**Brano estratto:**
____

È interessante notare che il presidente
della Commissione non si è pronunciato sulla ulteriore richiesta di
sforamento dei tetti di spesa avanzata dal governo italiano. Si sa che
Roma non potrà più invocare la clausola di flessibilità per le riforme
utilizzata in passato, in quanto si è concordato che questa possa essere
applicata solo una volta (e l’Italia in qualche modo ne ha approfittato
per due anni consecutivi). Tuttavia Bruxelles non sarebbe contraria ad
autorizzare ancora un piccolo sforamento, se solo si troverà una
giustificazione legalmente accettabile e che non metta troppo in
difficoltà la cancelliera Merkel di fronte alla proprie opinione
pubblica alla vigilia di difficili elezioni. I grandi elogi di Juncker
per quanto fa l’Italia in aiuto ai migranti potrebbero forse costituire
l’indicazione implicita di un terreno su cui l’Europa è disposta a
venirci finanziariamente incontro.

____

**Dati forniti:**
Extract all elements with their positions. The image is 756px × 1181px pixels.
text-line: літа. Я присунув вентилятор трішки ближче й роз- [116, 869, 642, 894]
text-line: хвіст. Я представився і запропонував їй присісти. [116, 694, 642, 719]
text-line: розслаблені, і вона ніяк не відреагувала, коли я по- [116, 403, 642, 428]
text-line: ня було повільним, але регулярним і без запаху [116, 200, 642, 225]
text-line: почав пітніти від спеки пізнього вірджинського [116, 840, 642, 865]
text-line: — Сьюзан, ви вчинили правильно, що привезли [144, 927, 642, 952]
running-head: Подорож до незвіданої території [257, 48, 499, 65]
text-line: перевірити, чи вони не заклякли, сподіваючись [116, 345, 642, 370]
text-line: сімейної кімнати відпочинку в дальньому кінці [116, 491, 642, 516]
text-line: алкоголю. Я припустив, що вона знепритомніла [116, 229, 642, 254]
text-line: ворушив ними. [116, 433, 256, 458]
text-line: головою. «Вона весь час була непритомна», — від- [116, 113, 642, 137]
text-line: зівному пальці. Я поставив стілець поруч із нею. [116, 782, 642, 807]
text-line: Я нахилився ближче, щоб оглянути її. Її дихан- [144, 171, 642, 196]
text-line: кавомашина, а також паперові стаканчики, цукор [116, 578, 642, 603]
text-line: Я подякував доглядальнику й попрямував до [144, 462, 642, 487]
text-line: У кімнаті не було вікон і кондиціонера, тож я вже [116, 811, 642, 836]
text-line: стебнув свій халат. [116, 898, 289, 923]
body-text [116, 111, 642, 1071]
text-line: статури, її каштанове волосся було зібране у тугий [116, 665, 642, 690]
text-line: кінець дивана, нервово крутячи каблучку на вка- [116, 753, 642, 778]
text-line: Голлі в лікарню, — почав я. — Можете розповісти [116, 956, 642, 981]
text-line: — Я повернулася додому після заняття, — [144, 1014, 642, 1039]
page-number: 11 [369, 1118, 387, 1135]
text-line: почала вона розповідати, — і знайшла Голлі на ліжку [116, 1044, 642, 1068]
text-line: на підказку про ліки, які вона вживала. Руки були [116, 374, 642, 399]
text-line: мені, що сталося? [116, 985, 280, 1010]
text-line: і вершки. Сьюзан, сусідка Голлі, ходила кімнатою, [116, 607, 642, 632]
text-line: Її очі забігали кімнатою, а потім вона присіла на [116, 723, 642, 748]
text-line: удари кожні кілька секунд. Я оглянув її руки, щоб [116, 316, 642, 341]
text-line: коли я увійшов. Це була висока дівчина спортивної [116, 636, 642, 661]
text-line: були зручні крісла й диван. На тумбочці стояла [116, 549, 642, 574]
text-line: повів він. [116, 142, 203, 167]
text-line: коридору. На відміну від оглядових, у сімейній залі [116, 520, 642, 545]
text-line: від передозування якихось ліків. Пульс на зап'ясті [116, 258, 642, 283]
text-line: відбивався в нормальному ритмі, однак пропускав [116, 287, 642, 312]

____

**Consegne dell'esercizio:**
A: Secondo il brano sullo sforamento dei tetti di spesa, quante volte si è concordato che possa essere applicata la clausola di flessibilità per le riforme?
B: Elenca tutti i nomi geografici (città, paesi, continenti) presenti nel brano estratto.

**Risposte complete:**
A: Solo una volta.

B: Roma, Italia, Bruxelles, Europa